| RAW DATA |
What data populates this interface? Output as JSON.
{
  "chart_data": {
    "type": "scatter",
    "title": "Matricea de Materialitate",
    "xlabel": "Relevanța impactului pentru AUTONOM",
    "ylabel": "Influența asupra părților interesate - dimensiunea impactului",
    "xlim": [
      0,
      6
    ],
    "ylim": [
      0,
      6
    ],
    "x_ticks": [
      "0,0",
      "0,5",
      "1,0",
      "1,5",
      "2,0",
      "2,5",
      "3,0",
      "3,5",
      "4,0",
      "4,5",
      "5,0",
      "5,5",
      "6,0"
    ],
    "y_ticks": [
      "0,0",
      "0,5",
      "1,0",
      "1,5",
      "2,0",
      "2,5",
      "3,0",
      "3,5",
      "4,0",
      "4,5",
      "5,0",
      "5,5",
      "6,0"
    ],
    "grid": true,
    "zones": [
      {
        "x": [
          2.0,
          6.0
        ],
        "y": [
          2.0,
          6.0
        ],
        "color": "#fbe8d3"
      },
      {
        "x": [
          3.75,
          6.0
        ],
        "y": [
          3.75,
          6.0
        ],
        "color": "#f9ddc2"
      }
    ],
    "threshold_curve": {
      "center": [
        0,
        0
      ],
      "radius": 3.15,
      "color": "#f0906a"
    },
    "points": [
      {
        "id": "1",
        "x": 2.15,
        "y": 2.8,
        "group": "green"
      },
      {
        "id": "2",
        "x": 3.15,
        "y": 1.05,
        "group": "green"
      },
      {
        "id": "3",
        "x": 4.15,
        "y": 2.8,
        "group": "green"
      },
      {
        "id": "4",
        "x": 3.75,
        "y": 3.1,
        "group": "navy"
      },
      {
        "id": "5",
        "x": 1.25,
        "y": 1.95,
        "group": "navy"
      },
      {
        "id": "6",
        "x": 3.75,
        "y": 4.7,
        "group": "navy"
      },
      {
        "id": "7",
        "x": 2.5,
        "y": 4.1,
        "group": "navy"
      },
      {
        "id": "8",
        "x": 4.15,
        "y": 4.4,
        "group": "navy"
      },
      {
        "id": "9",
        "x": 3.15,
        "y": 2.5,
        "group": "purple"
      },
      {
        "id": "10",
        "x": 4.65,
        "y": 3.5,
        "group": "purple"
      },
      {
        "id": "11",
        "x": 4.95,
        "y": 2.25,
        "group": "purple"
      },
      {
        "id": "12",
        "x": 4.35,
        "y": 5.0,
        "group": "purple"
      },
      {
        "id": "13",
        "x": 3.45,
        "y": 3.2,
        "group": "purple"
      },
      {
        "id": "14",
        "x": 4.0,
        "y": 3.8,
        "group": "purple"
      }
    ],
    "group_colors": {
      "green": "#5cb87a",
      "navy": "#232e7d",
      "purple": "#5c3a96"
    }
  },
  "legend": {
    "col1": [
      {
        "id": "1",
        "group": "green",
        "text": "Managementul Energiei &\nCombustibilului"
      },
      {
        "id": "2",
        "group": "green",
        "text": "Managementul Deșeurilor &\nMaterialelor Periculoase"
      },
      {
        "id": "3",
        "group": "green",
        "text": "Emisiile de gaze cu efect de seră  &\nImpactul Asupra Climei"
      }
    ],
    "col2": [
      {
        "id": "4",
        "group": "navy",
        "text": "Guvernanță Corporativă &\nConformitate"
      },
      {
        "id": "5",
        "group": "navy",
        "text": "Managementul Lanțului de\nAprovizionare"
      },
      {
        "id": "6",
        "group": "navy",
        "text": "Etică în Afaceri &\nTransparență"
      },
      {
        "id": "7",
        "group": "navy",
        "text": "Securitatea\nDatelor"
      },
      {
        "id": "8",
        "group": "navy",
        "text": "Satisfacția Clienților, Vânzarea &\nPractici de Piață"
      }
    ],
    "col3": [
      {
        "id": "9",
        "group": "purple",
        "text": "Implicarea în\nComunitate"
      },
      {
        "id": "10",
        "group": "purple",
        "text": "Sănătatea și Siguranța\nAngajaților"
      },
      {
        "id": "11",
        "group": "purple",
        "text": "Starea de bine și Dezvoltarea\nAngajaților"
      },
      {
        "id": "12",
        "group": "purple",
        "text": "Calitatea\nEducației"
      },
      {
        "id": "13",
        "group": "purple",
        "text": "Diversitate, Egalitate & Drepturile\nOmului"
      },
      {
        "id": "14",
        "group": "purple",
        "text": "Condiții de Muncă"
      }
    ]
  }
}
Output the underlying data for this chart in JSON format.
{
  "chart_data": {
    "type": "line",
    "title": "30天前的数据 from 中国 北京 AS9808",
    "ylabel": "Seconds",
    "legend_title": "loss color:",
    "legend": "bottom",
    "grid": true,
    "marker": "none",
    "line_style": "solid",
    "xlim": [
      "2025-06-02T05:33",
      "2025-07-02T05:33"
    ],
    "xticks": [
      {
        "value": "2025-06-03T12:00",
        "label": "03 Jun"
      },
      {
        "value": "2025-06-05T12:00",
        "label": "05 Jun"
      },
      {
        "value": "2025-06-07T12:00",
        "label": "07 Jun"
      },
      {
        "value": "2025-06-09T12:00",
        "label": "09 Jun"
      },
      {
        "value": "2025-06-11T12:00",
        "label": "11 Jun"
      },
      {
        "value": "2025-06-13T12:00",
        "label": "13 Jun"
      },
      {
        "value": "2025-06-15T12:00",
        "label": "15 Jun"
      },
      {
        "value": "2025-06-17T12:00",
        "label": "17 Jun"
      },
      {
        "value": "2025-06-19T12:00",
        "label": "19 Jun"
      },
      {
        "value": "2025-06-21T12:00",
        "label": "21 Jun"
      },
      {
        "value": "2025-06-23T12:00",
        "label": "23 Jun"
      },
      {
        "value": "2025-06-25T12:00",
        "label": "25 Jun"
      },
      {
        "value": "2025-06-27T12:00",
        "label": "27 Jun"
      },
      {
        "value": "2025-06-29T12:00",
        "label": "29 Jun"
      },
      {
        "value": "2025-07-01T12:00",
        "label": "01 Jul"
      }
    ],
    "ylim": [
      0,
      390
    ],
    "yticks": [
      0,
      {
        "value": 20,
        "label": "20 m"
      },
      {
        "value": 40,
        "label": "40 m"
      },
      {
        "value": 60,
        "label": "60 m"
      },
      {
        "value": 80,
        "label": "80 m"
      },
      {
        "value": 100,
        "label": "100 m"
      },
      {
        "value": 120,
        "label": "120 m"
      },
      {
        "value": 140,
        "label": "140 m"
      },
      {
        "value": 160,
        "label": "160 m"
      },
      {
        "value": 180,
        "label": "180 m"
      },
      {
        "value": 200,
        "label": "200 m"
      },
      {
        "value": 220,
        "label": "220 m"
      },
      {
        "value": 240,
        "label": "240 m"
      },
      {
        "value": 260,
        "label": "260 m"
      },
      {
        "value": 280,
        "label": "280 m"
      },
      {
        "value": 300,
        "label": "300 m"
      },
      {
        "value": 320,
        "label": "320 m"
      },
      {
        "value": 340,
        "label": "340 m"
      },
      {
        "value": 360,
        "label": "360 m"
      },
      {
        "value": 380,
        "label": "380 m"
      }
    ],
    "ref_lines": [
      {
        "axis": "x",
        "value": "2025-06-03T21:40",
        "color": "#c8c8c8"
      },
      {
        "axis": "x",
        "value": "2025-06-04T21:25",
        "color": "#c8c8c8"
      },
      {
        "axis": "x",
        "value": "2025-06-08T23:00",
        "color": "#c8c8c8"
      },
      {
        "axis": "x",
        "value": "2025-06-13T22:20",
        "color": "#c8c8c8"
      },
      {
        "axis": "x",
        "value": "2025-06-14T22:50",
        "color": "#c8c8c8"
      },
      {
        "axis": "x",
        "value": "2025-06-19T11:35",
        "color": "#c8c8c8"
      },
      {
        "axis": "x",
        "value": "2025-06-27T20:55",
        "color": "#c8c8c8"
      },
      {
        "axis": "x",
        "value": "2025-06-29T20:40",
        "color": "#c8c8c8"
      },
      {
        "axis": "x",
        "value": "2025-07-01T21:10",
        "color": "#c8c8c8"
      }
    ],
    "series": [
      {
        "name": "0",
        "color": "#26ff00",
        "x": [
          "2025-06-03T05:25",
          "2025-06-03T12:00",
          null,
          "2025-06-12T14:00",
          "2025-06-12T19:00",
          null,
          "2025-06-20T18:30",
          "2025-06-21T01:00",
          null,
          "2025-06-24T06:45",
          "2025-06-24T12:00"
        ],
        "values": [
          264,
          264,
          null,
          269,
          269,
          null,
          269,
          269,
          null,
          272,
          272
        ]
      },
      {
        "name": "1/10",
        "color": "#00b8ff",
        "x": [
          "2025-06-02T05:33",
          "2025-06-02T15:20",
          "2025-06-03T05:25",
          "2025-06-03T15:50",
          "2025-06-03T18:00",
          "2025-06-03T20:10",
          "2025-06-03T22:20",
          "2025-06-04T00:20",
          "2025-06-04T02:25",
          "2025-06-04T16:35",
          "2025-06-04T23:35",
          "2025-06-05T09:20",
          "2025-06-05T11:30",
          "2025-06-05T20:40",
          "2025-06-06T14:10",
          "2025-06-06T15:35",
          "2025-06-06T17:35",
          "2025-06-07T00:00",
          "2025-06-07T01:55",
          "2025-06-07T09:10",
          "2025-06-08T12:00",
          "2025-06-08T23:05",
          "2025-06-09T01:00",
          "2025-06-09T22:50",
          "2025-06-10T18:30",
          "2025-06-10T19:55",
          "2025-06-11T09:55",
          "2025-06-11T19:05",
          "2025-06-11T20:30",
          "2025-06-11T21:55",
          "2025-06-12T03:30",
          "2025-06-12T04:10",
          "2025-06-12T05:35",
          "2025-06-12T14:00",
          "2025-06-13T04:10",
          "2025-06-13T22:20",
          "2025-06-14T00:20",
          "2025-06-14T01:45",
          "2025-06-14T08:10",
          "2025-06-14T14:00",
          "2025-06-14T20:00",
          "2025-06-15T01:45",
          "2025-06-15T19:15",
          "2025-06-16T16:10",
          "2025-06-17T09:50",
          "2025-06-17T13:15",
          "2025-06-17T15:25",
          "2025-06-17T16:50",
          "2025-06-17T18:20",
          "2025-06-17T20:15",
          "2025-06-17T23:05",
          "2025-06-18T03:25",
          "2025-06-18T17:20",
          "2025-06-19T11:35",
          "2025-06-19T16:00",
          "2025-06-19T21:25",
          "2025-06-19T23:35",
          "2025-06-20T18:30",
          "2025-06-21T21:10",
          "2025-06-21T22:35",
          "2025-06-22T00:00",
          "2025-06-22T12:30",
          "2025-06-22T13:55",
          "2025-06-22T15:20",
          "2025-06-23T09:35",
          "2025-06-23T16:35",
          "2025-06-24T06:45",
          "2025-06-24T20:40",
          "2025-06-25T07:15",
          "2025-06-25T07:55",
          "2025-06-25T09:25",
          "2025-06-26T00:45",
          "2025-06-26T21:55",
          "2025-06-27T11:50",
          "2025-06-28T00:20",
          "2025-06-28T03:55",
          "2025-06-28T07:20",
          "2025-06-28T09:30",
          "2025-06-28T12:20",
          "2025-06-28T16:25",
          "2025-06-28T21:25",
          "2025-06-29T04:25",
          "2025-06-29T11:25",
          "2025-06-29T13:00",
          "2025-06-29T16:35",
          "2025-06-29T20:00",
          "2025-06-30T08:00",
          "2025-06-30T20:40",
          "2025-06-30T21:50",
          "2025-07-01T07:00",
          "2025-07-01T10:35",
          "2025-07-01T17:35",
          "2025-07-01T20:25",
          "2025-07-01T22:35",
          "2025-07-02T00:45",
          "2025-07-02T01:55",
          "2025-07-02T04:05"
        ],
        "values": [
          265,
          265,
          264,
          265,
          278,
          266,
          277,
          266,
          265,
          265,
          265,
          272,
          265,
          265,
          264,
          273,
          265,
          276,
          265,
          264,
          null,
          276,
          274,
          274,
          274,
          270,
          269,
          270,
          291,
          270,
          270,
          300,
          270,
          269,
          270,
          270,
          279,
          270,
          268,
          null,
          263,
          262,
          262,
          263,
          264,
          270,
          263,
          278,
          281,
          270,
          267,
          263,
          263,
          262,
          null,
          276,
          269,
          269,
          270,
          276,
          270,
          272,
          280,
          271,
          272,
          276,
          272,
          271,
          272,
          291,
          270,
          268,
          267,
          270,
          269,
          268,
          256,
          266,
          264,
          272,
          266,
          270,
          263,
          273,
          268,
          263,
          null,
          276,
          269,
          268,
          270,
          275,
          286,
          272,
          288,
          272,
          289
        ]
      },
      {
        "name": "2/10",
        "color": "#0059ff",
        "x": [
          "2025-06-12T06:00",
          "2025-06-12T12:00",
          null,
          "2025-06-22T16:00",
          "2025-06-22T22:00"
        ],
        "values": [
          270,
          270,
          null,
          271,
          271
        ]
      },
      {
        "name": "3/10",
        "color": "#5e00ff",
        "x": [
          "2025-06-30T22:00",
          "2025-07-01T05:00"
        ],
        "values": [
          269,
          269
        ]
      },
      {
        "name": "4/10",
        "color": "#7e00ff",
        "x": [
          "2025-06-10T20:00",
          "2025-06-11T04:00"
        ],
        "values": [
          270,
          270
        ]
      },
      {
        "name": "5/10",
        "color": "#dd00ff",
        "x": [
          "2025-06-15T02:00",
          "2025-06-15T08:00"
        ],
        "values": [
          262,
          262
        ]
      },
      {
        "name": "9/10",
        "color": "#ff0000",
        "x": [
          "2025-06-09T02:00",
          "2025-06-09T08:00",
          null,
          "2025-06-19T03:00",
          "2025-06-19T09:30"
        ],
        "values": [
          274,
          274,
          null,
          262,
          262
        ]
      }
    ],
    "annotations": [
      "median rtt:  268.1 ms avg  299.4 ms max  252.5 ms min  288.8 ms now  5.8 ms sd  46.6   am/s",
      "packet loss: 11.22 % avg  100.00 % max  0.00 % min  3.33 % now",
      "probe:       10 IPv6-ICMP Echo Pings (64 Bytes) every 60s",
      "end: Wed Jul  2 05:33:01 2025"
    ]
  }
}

| EXERCISE REQUIREMENTS |
Return all lines of the material above in which the word "name" occurs.

| EXERCISE RESULT |
        "name": "0",
        "name": "1/10",
        "name": "2/10",
        "name": "3/10",
        "name": "4/10",
        "name": "5/10",
        "name": "9/10",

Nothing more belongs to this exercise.